Data entries for graphics:
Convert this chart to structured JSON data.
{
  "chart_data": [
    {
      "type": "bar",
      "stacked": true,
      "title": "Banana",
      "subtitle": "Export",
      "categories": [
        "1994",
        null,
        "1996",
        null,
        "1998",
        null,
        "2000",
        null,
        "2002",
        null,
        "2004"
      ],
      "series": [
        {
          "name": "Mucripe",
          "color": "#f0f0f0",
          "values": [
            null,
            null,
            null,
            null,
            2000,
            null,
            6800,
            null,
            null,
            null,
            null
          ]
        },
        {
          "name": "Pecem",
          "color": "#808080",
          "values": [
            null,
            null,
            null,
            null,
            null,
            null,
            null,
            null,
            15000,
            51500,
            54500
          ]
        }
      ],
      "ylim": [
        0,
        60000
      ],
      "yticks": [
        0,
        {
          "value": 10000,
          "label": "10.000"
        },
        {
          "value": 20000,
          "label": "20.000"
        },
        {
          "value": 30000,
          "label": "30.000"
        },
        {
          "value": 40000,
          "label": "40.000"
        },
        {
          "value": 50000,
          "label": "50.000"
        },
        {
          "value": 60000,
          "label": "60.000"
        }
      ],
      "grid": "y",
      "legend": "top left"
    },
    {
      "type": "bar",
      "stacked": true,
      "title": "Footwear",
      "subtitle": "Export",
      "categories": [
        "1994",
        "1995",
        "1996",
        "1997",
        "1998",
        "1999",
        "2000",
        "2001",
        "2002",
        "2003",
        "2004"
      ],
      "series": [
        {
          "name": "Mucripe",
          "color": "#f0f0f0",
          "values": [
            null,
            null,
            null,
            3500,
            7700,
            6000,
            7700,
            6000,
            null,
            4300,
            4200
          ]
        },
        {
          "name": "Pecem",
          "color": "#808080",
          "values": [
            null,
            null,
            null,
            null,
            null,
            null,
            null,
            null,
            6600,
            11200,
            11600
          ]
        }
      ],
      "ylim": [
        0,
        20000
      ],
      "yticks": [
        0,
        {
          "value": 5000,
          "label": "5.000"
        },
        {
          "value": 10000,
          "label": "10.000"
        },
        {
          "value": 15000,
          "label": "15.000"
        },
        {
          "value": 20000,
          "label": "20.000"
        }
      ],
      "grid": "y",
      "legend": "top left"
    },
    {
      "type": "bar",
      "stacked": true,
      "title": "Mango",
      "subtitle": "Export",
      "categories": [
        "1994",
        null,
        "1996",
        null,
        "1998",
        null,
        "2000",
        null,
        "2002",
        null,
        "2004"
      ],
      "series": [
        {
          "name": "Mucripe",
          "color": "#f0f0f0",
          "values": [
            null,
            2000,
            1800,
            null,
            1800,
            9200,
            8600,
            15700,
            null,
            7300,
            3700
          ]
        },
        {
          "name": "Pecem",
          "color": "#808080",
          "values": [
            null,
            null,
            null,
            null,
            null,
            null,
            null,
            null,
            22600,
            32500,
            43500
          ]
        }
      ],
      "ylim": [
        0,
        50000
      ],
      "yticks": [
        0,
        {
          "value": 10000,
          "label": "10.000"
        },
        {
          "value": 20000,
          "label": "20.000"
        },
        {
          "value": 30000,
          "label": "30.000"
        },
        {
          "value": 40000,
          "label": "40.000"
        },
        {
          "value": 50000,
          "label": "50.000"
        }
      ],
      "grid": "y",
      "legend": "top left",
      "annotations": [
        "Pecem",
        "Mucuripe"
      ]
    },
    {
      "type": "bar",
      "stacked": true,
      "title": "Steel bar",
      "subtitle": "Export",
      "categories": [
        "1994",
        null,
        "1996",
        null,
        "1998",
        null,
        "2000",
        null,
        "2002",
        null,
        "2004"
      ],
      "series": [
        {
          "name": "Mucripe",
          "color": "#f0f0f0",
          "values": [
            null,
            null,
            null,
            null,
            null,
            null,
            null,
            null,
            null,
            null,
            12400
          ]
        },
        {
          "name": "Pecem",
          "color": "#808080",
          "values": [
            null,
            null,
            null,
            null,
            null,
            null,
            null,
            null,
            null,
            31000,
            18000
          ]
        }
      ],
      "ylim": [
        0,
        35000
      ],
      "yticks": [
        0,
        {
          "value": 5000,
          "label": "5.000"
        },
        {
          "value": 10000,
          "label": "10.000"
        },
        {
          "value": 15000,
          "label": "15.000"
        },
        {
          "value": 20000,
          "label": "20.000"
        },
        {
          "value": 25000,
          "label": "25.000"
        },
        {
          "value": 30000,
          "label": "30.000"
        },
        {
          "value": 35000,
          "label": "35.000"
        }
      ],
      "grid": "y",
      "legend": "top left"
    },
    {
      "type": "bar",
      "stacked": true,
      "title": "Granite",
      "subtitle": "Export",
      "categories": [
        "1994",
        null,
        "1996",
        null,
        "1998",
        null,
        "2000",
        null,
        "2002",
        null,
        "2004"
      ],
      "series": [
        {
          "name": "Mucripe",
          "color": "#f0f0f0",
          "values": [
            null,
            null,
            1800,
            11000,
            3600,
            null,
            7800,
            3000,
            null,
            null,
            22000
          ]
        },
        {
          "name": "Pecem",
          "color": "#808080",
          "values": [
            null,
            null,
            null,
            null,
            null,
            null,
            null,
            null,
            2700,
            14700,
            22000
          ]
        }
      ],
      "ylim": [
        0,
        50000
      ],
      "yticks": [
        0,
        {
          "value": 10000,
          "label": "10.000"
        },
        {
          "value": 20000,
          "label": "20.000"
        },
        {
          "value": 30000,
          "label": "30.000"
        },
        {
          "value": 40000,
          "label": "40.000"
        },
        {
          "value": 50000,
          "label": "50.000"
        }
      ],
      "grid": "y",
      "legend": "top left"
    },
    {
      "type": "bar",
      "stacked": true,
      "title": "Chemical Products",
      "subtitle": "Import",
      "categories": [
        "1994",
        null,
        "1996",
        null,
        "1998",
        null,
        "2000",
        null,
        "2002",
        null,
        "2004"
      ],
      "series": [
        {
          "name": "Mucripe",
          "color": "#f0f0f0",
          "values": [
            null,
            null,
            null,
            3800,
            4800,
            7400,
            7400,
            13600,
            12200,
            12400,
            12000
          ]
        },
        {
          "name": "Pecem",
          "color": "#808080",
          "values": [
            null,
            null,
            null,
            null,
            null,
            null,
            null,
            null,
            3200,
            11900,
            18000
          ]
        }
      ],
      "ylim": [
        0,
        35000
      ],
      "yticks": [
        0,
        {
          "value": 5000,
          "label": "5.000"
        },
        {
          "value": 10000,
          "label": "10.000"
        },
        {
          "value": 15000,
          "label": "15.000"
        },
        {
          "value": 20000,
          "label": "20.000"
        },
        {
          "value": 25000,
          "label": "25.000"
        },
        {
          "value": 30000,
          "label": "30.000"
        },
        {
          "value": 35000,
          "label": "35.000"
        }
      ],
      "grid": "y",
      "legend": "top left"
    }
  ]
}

--

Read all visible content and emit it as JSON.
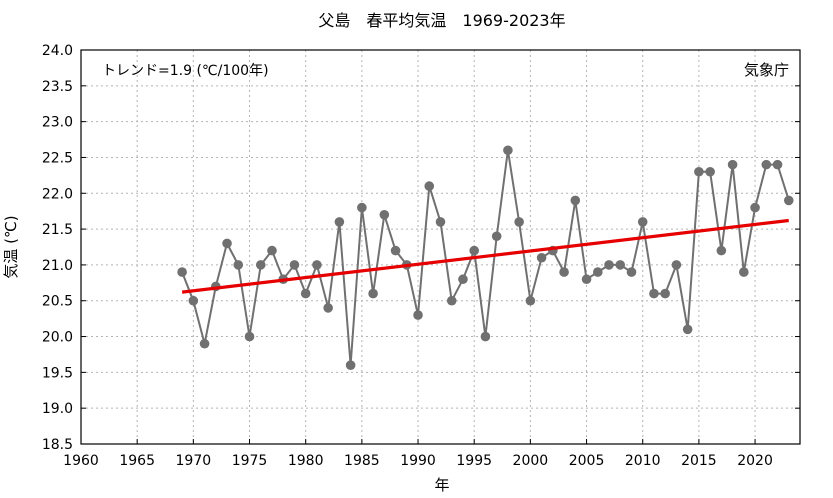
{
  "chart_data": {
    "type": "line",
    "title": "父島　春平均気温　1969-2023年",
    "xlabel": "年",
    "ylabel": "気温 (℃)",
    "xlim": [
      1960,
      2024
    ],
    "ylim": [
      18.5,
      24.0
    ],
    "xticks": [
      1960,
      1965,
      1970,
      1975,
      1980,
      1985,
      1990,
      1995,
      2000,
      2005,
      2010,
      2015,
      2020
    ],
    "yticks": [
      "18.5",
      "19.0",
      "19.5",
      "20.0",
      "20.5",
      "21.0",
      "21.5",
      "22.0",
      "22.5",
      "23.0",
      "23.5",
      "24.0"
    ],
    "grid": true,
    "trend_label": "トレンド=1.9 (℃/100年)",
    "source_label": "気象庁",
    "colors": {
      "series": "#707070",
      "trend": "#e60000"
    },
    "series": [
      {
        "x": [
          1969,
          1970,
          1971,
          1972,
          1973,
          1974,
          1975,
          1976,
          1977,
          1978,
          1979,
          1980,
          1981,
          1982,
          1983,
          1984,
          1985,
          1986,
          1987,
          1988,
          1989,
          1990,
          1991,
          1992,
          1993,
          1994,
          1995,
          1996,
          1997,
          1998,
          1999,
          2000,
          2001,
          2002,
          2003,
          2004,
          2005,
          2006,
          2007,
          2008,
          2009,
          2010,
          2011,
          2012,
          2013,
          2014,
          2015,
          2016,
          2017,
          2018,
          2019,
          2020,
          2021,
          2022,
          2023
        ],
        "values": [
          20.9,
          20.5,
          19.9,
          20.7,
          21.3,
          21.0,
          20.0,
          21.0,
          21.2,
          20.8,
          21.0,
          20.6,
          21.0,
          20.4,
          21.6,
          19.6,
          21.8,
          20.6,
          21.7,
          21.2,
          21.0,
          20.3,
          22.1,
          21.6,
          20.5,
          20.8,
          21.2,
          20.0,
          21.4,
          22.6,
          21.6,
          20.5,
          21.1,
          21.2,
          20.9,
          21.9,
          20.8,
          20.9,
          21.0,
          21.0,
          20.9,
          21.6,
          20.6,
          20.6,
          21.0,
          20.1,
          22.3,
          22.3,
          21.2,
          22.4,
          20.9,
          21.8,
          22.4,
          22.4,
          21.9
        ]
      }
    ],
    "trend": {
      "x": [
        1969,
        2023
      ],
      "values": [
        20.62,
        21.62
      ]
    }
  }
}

--

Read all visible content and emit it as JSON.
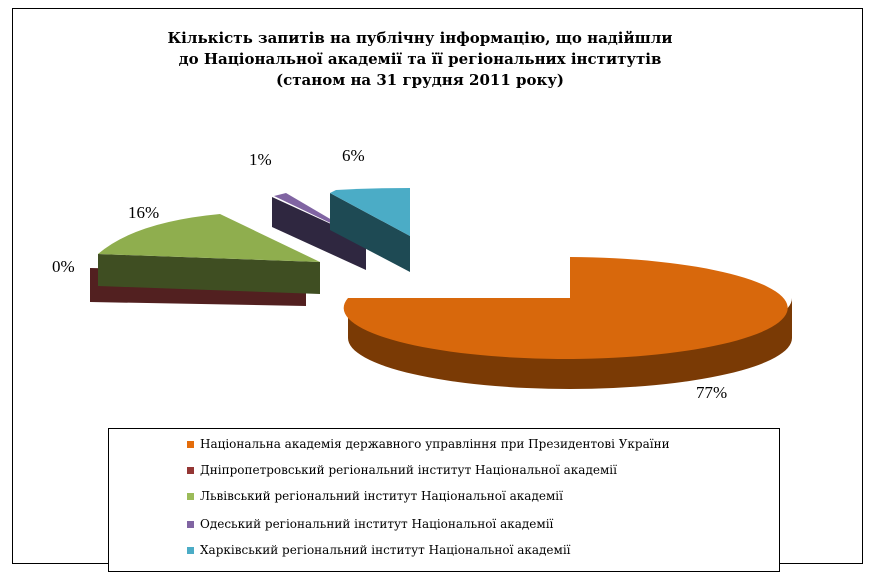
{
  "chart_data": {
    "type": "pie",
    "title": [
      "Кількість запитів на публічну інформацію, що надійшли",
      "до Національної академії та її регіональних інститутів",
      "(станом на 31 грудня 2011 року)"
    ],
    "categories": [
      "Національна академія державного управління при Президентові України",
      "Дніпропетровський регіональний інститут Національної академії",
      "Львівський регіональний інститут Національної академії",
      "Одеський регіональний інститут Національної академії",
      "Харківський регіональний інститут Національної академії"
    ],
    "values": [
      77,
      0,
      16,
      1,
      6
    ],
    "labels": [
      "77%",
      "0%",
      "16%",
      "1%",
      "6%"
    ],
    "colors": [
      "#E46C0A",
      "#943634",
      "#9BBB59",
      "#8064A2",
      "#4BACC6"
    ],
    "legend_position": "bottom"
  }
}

• [Exercise aim] In the records above, find each line with the word "академії" and copy it.

• [Exercise result]
      "до Національної академії та її регіональних інститутів",
      "Дніпропетровський регіональний інститут Національної академії",
      "Львівський регіональний інститут Національної академії",
      "Одеський регіональний інститут Національної академії",
      "Харківський регіональний інститут Національної академії"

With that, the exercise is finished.